== TO BE DONE ==
Select the lines that contain "MANCHESTER" and copy each of them.

-- BEGIN ENTRIES PROVIDED --

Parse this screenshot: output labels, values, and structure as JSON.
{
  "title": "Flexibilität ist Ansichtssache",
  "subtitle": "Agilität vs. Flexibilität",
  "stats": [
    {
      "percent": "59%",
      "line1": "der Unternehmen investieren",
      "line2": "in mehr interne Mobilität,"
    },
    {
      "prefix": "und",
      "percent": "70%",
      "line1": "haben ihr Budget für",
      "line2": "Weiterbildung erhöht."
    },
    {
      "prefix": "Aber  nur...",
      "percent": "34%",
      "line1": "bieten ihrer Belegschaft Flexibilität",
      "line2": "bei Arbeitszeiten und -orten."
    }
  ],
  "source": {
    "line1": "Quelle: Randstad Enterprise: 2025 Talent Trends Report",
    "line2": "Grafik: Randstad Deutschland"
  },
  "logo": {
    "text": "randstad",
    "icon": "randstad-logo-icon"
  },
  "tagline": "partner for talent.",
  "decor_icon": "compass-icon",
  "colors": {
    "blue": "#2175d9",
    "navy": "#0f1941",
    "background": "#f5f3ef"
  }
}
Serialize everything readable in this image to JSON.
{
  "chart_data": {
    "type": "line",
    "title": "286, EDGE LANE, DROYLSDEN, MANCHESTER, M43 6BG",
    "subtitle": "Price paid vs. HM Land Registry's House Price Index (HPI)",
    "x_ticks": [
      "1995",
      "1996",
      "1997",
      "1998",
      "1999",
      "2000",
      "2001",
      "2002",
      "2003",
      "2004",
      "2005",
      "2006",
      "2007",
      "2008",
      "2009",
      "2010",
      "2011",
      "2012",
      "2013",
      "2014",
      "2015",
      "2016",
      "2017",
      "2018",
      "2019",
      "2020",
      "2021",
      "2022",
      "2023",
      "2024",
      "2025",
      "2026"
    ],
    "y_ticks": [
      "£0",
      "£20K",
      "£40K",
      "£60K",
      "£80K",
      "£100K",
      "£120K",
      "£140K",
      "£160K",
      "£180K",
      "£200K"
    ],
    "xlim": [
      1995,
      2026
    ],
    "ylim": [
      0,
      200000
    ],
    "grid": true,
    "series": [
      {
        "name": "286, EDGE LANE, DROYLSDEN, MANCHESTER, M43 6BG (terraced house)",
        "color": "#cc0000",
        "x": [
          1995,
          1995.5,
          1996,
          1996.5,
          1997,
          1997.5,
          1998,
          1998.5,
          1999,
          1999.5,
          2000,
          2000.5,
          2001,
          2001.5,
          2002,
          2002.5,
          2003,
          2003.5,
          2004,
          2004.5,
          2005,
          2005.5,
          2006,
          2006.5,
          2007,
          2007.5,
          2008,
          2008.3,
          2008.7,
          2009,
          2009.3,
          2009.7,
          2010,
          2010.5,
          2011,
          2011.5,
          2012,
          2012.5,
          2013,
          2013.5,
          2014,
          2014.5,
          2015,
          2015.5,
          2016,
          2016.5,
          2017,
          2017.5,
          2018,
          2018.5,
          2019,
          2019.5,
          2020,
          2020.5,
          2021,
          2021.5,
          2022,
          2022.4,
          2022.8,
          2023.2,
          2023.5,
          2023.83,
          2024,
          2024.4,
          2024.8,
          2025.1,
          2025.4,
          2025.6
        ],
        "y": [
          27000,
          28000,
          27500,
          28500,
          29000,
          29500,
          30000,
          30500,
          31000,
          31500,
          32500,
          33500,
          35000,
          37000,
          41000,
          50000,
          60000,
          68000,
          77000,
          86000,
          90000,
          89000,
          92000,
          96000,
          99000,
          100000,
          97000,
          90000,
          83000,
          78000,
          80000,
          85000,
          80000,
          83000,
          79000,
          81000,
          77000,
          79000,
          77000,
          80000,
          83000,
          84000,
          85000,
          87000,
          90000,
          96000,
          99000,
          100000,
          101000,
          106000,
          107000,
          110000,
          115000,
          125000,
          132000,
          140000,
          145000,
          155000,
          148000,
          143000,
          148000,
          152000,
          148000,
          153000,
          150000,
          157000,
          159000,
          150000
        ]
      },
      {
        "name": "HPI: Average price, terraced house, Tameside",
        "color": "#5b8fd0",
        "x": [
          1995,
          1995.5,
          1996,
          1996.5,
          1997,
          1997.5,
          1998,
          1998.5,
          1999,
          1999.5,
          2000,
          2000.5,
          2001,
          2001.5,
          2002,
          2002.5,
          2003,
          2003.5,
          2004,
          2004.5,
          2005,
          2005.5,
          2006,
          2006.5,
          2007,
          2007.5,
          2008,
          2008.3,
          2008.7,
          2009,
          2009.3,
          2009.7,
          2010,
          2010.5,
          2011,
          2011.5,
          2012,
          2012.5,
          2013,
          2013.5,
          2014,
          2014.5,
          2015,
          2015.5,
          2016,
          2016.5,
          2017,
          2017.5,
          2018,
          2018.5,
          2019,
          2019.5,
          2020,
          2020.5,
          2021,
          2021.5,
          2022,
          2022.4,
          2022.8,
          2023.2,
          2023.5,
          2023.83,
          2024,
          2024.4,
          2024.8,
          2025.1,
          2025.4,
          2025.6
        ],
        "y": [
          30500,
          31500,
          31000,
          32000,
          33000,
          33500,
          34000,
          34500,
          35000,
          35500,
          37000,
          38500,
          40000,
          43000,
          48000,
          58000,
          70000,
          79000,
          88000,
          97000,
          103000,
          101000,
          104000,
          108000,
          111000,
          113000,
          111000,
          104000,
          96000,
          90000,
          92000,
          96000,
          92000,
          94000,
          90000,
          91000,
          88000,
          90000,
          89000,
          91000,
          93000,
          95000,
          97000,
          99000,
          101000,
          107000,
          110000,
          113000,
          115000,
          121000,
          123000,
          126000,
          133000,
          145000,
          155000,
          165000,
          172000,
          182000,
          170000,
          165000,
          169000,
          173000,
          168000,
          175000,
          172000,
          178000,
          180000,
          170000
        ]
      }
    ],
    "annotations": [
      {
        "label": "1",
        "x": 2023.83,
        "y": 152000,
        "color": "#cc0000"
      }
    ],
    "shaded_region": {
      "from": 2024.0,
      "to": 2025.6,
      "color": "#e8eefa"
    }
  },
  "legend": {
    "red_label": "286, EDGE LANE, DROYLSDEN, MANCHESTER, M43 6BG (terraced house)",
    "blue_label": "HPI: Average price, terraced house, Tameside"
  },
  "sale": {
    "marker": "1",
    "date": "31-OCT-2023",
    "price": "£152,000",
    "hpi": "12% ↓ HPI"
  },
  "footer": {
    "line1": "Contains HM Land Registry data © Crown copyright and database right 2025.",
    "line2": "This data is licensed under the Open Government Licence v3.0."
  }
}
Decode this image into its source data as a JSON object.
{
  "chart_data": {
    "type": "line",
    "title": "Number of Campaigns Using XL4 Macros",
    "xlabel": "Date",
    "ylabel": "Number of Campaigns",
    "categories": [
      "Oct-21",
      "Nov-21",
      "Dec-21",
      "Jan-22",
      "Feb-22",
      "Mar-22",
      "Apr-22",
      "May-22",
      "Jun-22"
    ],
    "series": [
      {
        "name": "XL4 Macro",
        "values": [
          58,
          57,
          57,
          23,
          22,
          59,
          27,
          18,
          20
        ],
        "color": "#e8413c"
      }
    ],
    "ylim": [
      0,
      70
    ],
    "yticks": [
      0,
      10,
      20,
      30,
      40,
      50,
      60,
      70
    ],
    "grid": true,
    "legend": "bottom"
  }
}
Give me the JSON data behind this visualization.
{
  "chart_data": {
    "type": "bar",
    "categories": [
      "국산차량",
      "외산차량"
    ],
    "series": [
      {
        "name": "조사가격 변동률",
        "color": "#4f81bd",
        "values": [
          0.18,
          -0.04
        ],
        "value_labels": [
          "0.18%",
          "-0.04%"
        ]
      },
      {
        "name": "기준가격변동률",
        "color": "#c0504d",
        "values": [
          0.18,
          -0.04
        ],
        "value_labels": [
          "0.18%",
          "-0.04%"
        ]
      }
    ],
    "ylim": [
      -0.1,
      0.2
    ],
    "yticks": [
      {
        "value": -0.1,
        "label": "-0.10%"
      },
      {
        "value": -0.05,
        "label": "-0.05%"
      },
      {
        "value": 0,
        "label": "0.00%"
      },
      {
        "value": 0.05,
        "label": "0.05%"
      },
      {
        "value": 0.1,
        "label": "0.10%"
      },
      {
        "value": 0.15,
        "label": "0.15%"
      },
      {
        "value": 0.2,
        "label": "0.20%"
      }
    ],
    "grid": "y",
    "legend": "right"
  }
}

-- END ENTRIES PROVIDED --

== FINAL ANSWER ==
    "title": "286, EDGE LANE, DROYLSDEN, MANCHESTER, M43 6BG",
        "name": "286, EDGE LANE, DROYLSDEN, MANCHESTER, M43 6BG (terraced house)",
    "red_label": "286, EDGE LANE, DROYLSDEN, MANCHESTER, M43 6BG (terraced house)",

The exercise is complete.